═══ SUPPLIED DATA

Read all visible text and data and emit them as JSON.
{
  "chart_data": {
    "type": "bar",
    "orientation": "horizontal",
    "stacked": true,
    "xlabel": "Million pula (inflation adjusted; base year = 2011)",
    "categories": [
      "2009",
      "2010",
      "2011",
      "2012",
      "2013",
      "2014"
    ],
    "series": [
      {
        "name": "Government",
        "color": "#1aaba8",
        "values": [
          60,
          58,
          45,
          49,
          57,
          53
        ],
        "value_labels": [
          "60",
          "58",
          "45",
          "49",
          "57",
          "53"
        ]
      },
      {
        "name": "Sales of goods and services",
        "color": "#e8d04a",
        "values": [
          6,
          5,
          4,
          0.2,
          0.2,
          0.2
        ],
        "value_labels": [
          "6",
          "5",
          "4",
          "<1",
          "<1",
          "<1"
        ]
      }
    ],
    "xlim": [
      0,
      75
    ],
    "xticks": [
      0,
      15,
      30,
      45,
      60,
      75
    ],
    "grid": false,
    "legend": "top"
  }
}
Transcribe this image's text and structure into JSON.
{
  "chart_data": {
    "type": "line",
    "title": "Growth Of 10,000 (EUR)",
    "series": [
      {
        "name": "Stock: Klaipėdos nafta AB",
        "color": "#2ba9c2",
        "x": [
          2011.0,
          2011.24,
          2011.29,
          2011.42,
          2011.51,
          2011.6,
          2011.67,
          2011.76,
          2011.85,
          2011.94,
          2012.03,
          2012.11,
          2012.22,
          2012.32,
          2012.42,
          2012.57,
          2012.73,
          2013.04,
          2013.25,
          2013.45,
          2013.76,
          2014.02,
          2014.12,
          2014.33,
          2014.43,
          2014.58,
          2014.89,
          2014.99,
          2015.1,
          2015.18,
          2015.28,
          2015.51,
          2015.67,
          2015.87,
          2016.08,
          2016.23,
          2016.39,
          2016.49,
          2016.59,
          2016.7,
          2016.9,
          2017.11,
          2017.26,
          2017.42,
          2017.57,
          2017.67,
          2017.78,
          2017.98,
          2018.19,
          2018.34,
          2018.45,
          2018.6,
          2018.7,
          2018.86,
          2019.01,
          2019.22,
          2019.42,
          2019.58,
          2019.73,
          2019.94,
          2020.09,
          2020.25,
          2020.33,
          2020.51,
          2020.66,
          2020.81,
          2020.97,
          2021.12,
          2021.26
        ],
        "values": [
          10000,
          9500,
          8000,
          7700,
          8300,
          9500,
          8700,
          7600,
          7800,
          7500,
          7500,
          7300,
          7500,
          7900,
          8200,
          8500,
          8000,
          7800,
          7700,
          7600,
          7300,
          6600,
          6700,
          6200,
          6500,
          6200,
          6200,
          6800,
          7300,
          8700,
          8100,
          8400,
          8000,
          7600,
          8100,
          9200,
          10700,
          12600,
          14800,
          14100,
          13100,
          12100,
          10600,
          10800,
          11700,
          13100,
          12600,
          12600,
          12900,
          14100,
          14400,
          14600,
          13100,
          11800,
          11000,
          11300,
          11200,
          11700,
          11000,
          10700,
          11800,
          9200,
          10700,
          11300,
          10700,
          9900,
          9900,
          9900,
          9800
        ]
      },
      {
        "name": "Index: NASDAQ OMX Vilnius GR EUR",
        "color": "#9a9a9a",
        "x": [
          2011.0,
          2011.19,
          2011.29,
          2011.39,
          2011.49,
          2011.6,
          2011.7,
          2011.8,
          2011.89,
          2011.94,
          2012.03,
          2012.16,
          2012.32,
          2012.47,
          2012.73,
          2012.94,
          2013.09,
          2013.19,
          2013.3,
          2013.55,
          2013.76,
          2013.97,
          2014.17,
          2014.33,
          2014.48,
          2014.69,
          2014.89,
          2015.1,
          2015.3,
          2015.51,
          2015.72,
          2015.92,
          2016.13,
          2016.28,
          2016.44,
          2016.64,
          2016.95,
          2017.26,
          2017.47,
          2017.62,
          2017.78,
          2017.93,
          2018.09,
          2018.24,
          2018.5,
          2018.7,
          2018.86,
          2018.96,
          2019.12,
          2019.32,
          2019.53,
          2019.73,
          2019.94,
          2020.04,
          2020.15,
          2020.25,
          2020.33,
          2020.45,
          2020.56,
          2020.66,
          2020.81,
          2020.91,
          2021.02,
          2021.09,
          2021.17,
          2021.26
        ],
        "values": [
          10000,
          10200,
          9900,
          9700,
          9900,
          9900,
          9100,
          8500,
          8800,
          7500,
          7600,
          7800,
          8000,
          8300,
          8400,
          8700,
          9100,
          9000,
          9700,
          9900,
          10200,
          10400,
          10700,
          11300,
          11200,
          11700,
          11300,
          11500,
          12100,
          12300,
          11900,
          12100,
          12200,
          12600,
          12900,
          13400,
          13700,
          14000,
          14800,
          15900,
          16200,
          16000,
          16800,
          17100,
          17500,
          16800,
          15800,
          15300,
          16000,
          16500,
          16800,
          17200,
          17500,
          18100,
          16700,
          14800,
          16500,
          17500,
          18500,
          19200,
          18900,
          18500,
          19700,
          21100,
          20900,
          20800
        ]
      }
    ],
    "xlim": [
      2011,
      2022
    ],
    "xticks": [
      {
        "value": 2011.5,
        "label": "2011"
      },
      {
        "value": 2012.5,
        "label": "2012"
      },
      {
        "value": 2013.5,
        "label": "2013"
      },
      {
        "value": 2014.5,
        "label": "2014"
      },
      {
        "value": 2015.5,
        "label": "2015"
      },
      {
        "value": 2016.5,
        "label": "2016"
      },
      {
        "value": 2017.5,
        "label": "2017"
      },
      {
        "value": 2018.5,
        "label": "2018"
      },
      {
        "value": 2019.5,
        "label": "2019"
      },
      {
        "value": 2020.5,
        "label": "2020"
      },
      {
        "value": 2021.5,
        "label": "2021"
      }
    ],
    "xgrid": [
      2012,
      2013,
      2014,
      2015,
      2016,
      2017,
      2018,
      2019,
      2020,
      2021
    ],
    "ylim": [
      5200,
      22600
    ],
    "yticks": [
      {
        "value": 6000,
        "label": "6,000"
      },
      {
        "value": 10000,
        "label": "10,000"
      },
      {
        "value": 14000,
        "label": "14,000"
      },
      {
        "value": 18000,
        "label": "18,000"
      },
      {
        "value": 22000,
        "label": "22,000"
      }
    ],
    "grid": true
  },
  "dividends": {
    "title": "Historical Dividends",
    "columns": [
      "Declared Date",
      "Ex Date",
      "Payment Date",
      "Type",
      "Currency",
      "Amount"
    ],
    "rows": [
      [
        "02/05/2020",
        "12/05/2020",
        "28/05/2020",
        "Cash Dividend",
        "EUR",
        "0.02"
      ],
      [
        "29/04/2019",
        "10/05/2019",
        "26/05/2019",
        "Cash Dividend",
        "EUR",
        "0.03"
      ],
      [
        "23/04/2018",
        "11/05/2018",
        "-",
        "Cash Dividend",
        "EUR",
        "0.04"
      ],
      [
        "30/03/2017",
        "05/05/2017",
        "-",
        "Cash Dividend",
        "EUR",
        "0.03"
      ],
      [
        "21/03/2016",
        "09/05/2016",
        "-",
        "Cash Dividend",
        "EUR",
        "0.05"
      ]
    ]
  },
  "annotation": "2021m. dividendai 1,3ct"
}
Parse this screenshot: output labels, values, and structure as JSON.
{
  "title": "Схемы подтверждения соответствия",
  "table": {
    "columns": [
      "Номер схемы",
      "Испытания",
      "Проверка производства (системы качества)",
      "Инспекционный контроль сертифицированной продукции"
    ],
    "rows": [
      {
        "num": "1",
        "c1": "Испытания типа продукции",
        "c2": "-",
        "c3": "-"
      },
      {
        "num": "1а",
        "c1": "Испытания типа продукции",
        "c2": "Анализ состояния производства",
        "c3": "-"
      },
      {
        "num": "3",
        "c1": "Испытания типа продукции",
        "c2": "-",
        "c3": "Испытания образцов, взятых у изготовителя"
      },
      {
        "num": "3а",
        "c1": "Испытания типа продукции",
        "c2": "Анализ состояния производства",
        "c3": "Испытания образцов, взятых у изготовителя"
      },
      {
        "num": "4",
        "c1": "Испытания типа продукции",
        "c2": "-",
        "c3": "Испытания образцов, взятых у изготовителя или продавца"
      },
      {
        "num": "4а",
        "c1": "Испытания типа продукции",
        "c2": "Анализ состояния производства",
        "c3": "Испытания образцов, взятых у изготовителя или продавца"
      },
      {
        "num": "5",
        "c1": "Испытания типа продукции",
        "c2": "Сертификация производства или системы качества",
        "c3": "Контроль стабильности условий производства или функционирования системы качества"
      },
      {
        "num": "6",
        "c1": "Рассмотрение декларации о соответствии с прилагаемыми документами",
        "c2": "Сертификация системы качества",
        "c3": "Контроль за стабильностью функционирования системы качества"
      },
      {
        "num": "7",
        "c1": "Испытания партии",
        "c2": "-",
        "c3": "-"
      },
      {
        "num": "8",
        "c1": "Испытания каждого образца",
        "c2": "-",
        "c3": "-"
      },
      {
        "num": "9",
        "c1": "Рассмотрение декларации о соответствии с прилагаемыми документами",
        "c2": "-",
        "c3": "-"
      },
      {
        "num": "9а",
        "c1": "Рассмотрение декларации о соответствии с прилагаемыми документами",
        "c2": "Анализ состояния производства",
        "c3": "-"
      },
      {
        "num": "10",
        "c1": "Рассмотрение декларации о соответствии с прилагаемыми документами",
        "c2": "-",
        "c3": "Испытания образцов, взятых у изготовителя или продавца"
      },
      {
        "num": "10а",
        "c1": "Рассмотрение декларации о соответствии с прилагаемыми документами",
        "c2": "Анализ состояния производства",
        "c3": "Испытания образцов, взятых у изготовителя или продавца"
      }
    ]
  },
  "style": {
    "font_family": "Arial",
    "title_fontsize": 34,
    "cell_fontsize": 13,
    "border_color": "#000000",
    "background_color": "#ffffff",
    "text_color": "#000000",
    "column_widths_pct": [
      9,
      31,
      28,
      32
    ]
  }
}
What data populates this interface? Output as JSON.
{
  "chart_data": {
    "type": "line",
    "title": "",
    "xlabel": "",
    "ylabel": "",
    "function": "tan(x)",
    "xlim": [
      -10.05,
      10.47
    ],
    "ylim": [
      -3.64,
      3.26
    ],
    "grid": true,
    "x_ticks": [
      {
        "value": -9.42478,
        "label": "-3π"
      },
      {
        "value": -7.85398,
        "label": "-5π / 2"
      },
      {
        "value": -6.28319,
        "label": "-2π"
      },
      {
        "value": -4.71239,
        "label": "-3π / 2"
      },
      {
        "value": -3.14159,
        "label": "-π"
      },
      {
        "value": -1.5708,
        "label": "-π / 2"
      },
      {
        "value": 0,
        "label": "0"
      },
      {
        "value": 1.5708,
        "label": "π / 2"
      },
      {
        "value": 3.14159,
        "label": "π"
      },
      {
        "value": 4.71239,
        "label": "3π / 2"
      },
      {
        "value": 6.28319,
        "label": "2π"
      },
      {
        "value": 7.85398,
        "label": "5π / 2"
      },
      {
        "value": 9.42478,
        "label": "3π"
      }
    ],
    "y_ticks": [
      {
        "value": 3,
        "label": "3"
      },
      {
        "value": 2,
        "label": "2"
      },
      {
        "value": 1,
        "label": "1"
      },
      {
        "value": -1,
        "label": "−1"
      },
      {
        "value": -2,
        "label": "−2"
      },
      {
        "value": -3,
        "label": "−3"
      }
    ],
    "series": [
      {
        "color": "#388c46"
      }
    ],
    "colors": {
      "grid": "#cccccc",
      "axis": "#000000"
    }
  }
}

══════

PROBLEM STATEMENT:
In the entries above, find the line containing "What data populates". Set down that line and every line after it through the last one, exactly and alone.

EXPECTED ANSWER:
What data populates this interface? Output as JSON.
{
  "chart_data": {
    "type": "line",
    "title": "",
    "xlabel": "",
    "ylabel": "",
    "function": "tan(x)",
    "xlim": [
      -10.05,
      10.47
    ],
    "ylim": [
      -3.64,
      3.26
    ],
    "grid": true,
    "x_ticks": [
      {
        "value": -9.42478,
        "label": "-3π"
      },
      {
        "value": -7.85398,
        "label": "-5π / 2"
      },
      {
        "value": -6.28319,
        "label": "-2π"
      },
      {
        "value": -4.71239,
        "label": "-3π / 2"
      },
      {
        "value": -3.14159,
        "label": "-π"
      },
      {
        "value": -1.5708,
        "label": "-π / 2"
      },
      {
        "value": 0,
        "label": "0"
      },
      {
        "value": 1.5708,
        "label": "π / 2"
      },
      {
        "value": 3.14159,
        "label": "π"
      },
      {
        "value": 4.71239,
        "label": "3π / 2"
      },
      {
        "value": 6.28319,
        "label": "2π"
      },
      {
        "value": 7.85398,
        "label": "5π / 2"
      },
      {
        "value": 9.42478,
        "label": "3π"
      }
    ],
    "y_ticks": [
      {
        "value": 3,
        "label": "3"
      },
      {
        "value": 2,
        "label": "2"
      },
      {
        "value": 1,
        "label": "1"
      },
      {
        "value": -1,
        "label": "−1"
      },
      {
        "value": -2,
        "label": "−2"
      },
      {
        "value": -3,
        "label": "−3"
      }
    ],
    "series": [
      {
        "color": "#388c46"
      }
    ],
    "colors": {
      "grid": "#cccccc",
      "axis": "#000000"
    }
  }
}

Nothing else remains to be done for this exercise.